Reproduce each record exactly.

==================================================

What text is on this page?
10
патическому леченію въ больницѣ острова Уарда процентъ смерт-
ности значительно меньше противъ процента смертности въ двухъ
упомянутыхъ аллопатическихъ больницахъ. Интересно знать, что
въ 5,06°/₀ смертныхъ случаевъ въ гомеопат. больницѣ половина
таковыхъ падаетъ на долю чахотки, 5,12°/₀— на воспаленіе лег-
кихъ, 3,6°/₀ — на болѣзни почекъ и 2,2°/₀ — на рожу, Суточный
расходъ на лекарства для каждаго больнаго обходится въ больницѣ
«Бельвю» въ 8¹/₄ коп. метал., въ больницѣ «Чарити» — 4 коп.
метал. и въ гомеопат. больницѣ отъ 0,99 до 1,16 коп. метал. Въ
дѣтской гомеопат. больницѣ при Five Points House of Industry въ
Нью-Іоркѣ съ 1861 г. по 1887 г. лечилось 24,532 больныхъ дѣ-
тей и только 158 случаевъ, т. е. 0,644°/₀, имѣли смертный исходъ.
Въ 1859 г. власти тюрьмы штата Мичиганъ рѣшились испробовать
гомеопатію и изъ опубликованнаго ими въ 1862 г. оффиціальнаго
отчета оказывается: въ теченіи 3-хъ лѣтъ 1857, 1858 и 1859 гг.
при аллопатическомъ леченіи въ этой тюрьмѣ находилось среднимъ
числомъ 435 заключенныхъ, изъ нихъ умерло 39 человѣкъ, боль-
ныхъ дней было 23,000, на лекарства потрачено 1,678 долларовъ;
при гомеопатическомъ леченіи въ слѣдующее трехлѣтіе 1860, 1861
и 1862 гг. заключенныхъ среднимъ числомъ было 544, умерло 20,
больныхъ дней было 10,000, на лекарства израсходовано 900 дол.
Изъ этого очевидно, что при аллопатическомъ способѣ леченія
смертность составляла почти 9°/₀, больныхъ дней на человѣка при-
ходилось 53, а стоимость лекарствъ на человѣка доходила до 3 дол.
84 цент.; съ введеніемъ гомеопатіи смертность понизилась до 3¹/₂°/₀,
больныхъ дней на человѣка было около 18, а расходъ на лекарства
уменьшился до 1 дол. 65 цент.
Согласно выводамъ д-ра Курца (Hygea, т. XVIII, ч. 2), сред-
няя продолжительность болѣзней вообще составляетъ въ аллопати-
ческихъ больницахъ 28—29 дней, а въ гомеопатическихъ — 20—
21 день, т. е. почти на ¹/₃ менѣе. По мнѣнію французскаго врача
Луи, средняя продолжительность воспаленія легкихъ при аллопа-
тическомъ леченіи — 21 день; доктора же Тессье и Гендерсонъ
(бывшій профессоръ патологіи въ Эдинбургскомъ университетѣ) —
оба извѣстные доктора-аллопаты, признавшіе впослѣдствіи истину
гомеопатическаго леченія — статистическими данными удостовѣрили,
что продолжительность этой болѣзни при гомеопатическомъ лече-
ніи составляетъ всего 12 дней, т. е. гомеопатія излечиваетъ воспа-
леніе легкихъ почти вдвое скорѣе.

==================================================

## Task response
What text is on this page?
10
патическому леченію въ больницѣ острова Уарда процентъ смерт-
ности значительно меньше противъ процента смертности въ двухъ
упомянутыхъ аллопатическихъ больницахъ. Интересно знать, что
въ 5,06°/₀ смертныхъ случаевъ въ гомеопат. больницѣ половина
таковыхъ падаетъ на долю чахотки, 5,12°/₀— на воспаленіе лег-
кихъ, 3,6°/₀ — на болѣзни почекъ и 2,2°/₀ — на рожу, Суточный
расходъ на лекарства для каждаго больнаго обходится въ больницѣ
«Бельвю» въ 8¹/₄ коп. метал., въ больницѣ «Чарити» — 4 коп.
метал. и въ гомеопат. больницѣ отъ 0,99 до 1,16 коп. метал. Въ
дѣтской гомеопат. больницѣ при Five Points House of Industry въ
Нью-Іоркѣ съ 1861 г. по 1887 г. лечилось 24,532 больныхъ дѣ-
тей и только 158 случаевъ, т. е. 0,644°/₀, имѣли смертный исходъ.
Въ 1859 г. власти тюрьмы штата Мичиганъ рѣшились испробовать
гомеопатію и изъ опубликованнаго ими въ 1862 г. оффиціальнаго
отчета оказывается: въ теченіи 3-хъ лѣтъ 1857, 1858 и 1859 гг.
при аллопатическомъ леченіи въ этой тюрьмѣ находилось среднимъ
числомъ 435 заключенныхъ, изъ нихъ умерло 39 человѣкъ, боль-
ныхъ дней было 23,000, на лекарства потрачено 1,678 долларовъ;
при гомеопатическомъ леченіи въ слѣдующее трехлѣтіе 1860, 1861
и 1862 гг. заключенныхъ среднимъ числомъ было 544, умерло 20,
больныхъ дней было 10,000, на лекарства израсходовано 900 дол.
Изъ этого очевидно, что при аллопатическомъ способѣ леченія
смертность составляла почти 9°/₀, больныхъ дней на человѣка при-
ходилось 53, а стоимость лекарствъ на человѣка доходила до 3 дол.
84 цент.; съ введеніемъ гомеопатіи смертность понизилась до 3¹/₂°/₀,
больныхъ дней на человѣка было около 18, а расходъ на лекарства
уменьшился до 1 дол. 65 цент.
Согласно выводамъ д-ра Курца (Hygea, т. XVIII, ч. 2), сред-
няя продолжительность болѣзней вообще составляетъ въ аллопати-
ческихъ больницахъ 28—29 дней, а въ гомеопатическихъ — 20—
21 день, т. е. почти на ¹/₃ менѣе. По мнѣнію французскаго врача
Луи, средняя продолжительность воспаленія легкихъ при аллопа-
тическомъ леченіи — 21 день; доктора же Тессье и Гендерсонъ
(бывшій профессоръ патологіи въ Эдинбургскомъ университетѣ) —
оба извѣстные доктора-аллопаты, признавшіе впослѣдствіи истину
гомеопатическаго леченія — статистическими данными удостовѣрили,
что продолжительность этой болѣзни при гомеопатическомъ лече-
ніи составляетъ всего 12 дней, т. е. гомеопатія излечиваетъ воспа-
леніе легкихъ почти вдвое скорѣе.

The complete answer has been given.